[EXERCISE DIRECTIONS] Seek out every line containing the word "highlight", and copy each.

═════ SUPPLIED RECORDS

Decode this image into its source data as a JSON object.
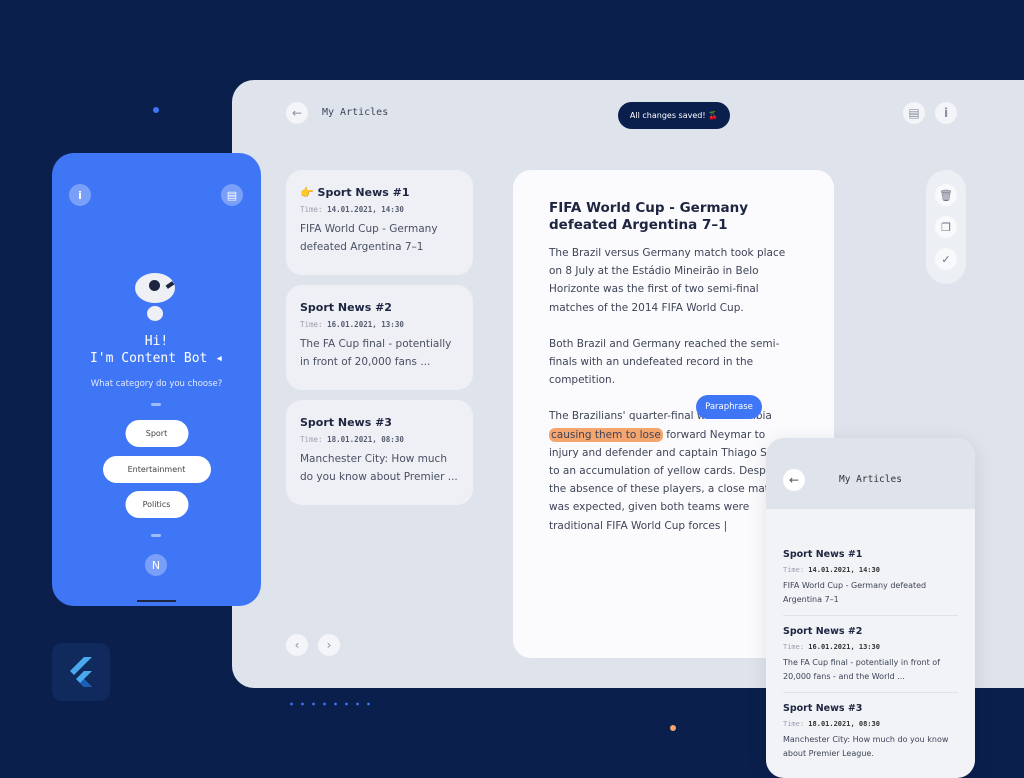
{
  "colors": {
    "background": "#0b1f4d",
    "accent": "#3f76f5",
    "highlight": "#f5a56e",
    "panel": "#dfe3ec"
  },
  "header": {
    "title": "My Articles",
    "toast": "All changes saved! 🍒",
    "icons": [
      "back-arrow-icon",
      "document-icon",
      "info-icon"
    ]
  },
  "articles": [
    {
      "title": "Sport News #1",
      "emoji": "👉",
      "time_label": "Time:",
      "time": "14.01.2021, 14:30",
      "desc": "FIFA World Cup - Germany defeated Argentina 7–1"
    },
    {
      "title": "Sport News #2",
      "time_label": "Time:",
      "time": "16.01.2021, 13:30",
      "desc": "The FA Cup final - potentially in front of 20,000 fans ..."
    },
    {
      "title": "Sport News #3",
      "time_label": "Time:",
      "time": "18.01.2021, 08:30",
      "desc": "Manchester City: How much do you know about Premier ..."
    }
  ],
  "editor": {
    "title": "FIFA World Cup - Germany defeated Argentina 7–1",
    "p1": "The Brazil versus Germany match took place on 8 July at the Estádio Mineirão in Belo Horizonte was the first of two semi-final matches of the 2014 FIFA World Cup.",
    "p2": "Both Brazil and Germany reached the semi-finals with an undefeated record in the competition.",
    "p3a": "The Brazilians' quarter-final with Colombia ",
    "p3hl": "causing them to lose",
    "p3b": " forward Neymar to injury and defender and captain Thiago Silva to an accumulation of yellow cards. Despite the absence of these players, a close match was expected, given both teams were traditional FIFA World Cup forces |",
    "tooltip": "Paraphrase"
  },
  "actions": [
    "delete-icon",
    "copy-icon",
    "check-icon"
  ],
  "phone": {
    "greeting": "Hi!",
    "bot": "I'm Content Bot",
    "question": "What category do you choose?",
    "options": [
      "Sport",
      "Entertainment",
      "Politics"
    ],
    "bottom_icon": "N"
  },
  "mobile": {
    "title": "My Articles",
    "items": [
      {
        "title": "Sport News #1",
        "time_label": "Time:",
        "time": "14.01.2021, 14:30",
        "desc": "FIFA World Cup - Germany defeated Argentina 7–1"
      },
      {
        "title": "Sport News #2",
        "time_label": "Time:",
        "time": "16.01.2021, 13:30",
        "desc": "The FA Cup final - potentially in front of 20,000 fans - and the World ..."
      },
      {
        "title": "Sport News #3",
        "time_label": "Time:",
        "time": "18.01.2021, 08:30",
        "desc": "Manchester City: How much do you know about Premier League."
      }
    ]
  }
}
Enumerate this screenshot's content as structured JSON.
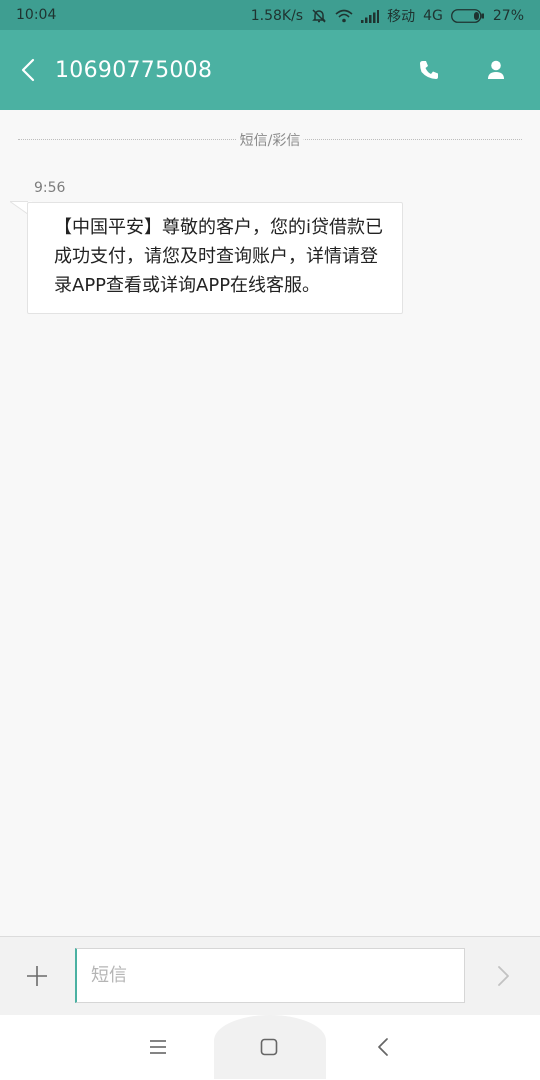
{
  "status_bar": {
    "time": "10:04",
    "network_speed": "1.58K/s",
    "carrier": "移动",
    "network_type": "4G",
    "battery": "27%",
    "battery_level": 0.27,
    "icons": [
      "mute-icon",
      "wifi-icon",
      "signal-icon",
      "battery-icon"
    ]
  },
  "header": {
    "title": "10690775008",
    "icons": [
      "back-icon",
      "phone-icon",
      "contact-icon"
    ]
  },
  "conversation": {
    "channel_label": "短信/彩信",
    "messages": [
      {
        "time": "9:56",
        "text": "【中国平安】尊敬的客户，您的i贷借款已成功支付，请您及时查询账户，详情请登录APP查看或详询APP在线客服。"
      }
    ]
  },
  "composer": {
    "placeholder": "短信",
    "value": "",
    "icons": [
      "plus-icon",
      "send-icon"
    ]
  },
  "nav_bar": {
    "icons": [
      "menu-icon",
      "home-icon",
      "back-icon"
    ]
  },
  "colors": {
    "status_bar": "#3e9e91",
    "app_bar": "#4bb1a2",
    "background": "#f8f8f8",
    "bubble": "#ffffff"
  }
}
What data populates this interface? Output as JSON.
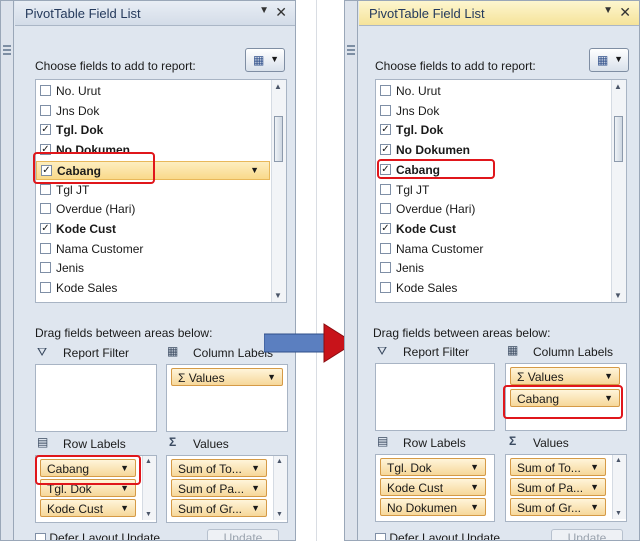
{
  "left": {
    "title": "PivotTable Field List",
    "choose_label": "Choose fields to add to report:",
    "fields": [
      {
        "label": "No. Urut",
        "checked": false,
        "bold": false
      },
      {
        "label": "Jns Dok",
        "checked": false,
        "bold": false
      },
      {
        "label": "Tgl. Dok",
        "checked": true,
        "bold": true
      },
      {
        "label": "No Dokumen",
        "checked": true,
        "bold": true
      },
      {
        "label": "Cabang",
        "checked": true,
        "bold": true
      },
      {
        "label": "Tgl JT",
        "checked": false,
        "bold": false
      },
      {
        "label": "Overdue (Hari)",
        "checked": false,
        "bold": false
      },
      {
        "label": "Kode Cust",
        "checked": true,
        "bold": true
      },
      {
        "label": "Nama Customer",
        "checked": false,
        "bold": false
      },
      {
        "label": "Jenis",
        "checked": false,
        "bold": false
      },
      {
        "label": "Kode Sales",
        "checked": false,
        "bold": false
      }
    ],
    "drag_label": "Drag fields between areas below:",
    "report_filter": "Report Filter",
    "column_labels": "Column Labels",
    "row_labels": "Row Labels",
    "values_label": "Values",
    "column_chips": [
      "Values"
    ],
    "row_chips": [
      "Cabang",
      "Tgl. Dok",
      "Kode Cust"
    ],
    "value_chips": [
      "Sum of To...",
      "Sum of Pa...",
      "Sum of Gr..."
    ],
    "defer": "Defer Layout Update",
    "update": "Update"
  },
  "right": {
    "title": "PivotTable Field List",
    "choose_label": "Choose fields to add to report:",
    "fields": [
      {
        "label": "No. Urut",
        "checked": false,
        "bold": false
      },
      {
        "label": "Jns Dok",
        "checked": false,
        "bold": false
      },
      {
        "label": "Tgl. Dok",
        "checked": true,
        "bold": true
      },
      {
        "label": "No Dokumen",
        "checked": true,
        "bold": true
      },
      {
        "label": "Cabang",
        "checked": true,
        "bold": true
      },
      {
        "label": "Tgl JT",
        "checked": false,
        "bold": false
      },
      {
        "label": "Overdue (Hari)",
        "checked": false,
        "bold": false
      },
      {
        "label": "Kode Cust",
        "checked": true,
        "bold": true
      },
      {
        "label": "Nama Customer",
        "checked": false,
        "bold": false
      },
      {
        "label": "Jenis",
        "checked": false,
        "bold": false
      },
      {
        "label": "Kode Sales",
        "checked": false,
        "bold": false
      }
    ],
    "drag_label": "Drag fields between areas below:",
    "report_filter": "Report Filter",
    "column_labels": "Column Labels",
    "row_labels": "Row Labels",
    "values_label": "Values",
    "column_chips": [
      "Values",
      "Cabang"
    ],
    "row_chips": [
      "Tgl. Dok",
      "Kode Cust",
      "No Dokumen"
    ],
    "value_chips": [
      "Sum of To...",
      "Sum of Pa...",
      "Sum of Gr..."
    ],
    "defer": "Defer Layout Update",
    "update": "Update"
  },
  "colors": {
    "highlight": "#e0161b",
    "arrow": "#c8131a",
    "chip": "#f6d79a"
  }
}
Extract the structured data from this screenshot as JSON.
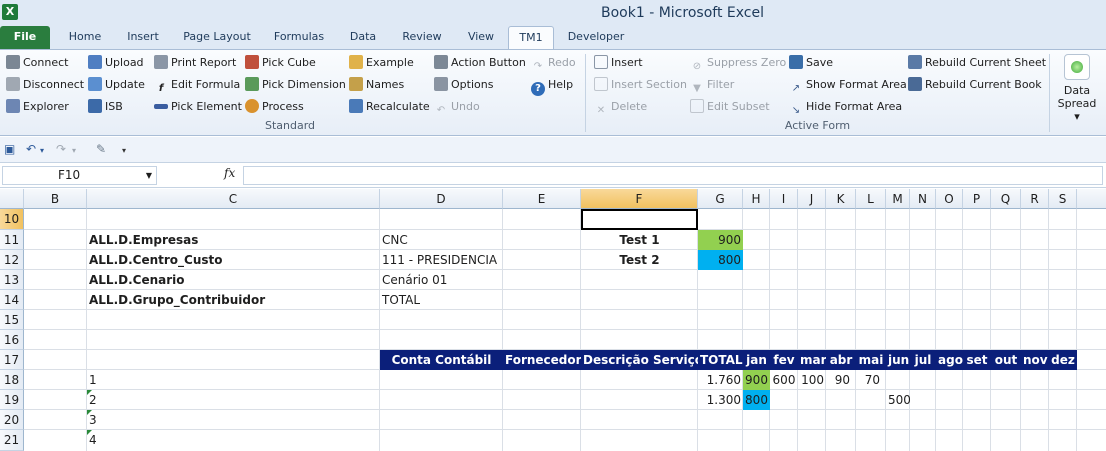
{
  "window": {
    "title": "Book1  -  Microsoft Excel",
    "app_icon": "X"
  },
  "tabs": [
    {
      "label": "File"
    },
    {
      "label": "Home"
    },
    {
      "label": "Insert"
    },
    {
      "label": "Page Layout"
    },
    {
      "label": "Formulas"
    },
    {
      "label": "Data"
    },
    {
      "label": "Review"
    },
    {
      "label": "View"
    },
    {
      "label": "TM1"
    },
    {
      "label": "Developer"
    }
  ],
  "ribbon": {
    "standard": {
      "label": "Standard",
      "col1": [
        "Connect",
        "Disconnect",
        "Explorer"
      ],
      "col2": [
        "Upload",
        "Update",
        "ISB"
      ],
      "col3": [
        "Print Report",
        "Edit Formula",
        "Pick Element"
      ],
      "col4": [
        "Pick Cube",
        "Pick Dimension",
        "Process"
      ],
      "col5": [
        "Example",
        "Names",
        "Recalculate"
      ],
      "col6": [
        "Action Button",
        "Options",
        "Undo"
      ],
      "col7": [
        "Redo",
        "Help"
      ]
    },
    "active_form": {
      "label": "Active Form",
      "col1": [
        "Insert",
        "Insert Section",
        "Delete"
      ],
      "col2": [
        "Suppress Zero",
        "Filter",
        "Edit Subset"
      ],
      "col3": [
        "Save",
        "Show Format Area",
        "Hide Format Area"
      ],
      "col4": [
        "Rebuild Current Sheet",
        "Rebuild Current Book"
      ]
    },
    "data_spread": {
      "line1": "Data",
      "line2": "Spread ▾"
    }
  },
  "formula_bar": {
    "name_box": "F10",
    "fx": "fx",
    "value": ""
  },
  "columns": [
    "B",
    "C",
    "D",
    "E",
    "F",
    "G",
    "H",
    "I",
    "J",
    "K",
    "L",
    "M",
    "N",
    "O",
    "P",
    "Q",
    "R",
    "S"
  ],
  "rows": [
    "10",
    "11",
    "12",
    "13",
    "14",
    "15",
    "16",
    "17",
    "18",
    "19",
    "20",
    "21"
  ],
  "cells": {
    "c11": "ALL.D.Empresas",
    "d11": "CNC",
    "c12": "ALL.D.Centro_Custo",
    "d12": "111 - PRESIDENCIA",
    "c13": "ALL.D.Cenario",
    "d13": "Cenário 01",
    "c14": "ALL.D.Grupo_Contribuidor",
    "d14": "TOTAL",
    "f11": "Test 1",
    "g11": "900",
    "f12": "Test 2",
    "g12": "800",
    "c18": "1",
    "c19": "2",
    "c20": "3",
    "c21": "4"
  },
  "table_header": [
    "Conta Contábil",
    "Fornecedor",
    "Descrição Serviço",
    "TOTAL",
    "jan",
    "fev",
    "mar",
    "abr",
    "mai",
    "jun",
    "jul",
    "ago",
    "set",
    "out",
    "nov",
    "dez"
  ],
  "table_rows": [
    {
      "total": "1.760",
      "jan": "900",
      "fev": "600",
      "mar": "100",
      "abr": "90",
      "mai": "70",
      "jun": ""
    },
    {
      "total": "1.300",
      "jan": "800",
      "fev": "",
      "mar": "",
      "abr": "",
      "mai": "",
      "jun": "500"
    }
  ],
  "colors": {
    "header_band": "#0b1f7a",
    "green": "#92d050",
    "blue": "#00b0f0"
  }
}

══════════

[SOLUTION]
    "highlight": "#f5a56e",
    "highlight": "#e0161b",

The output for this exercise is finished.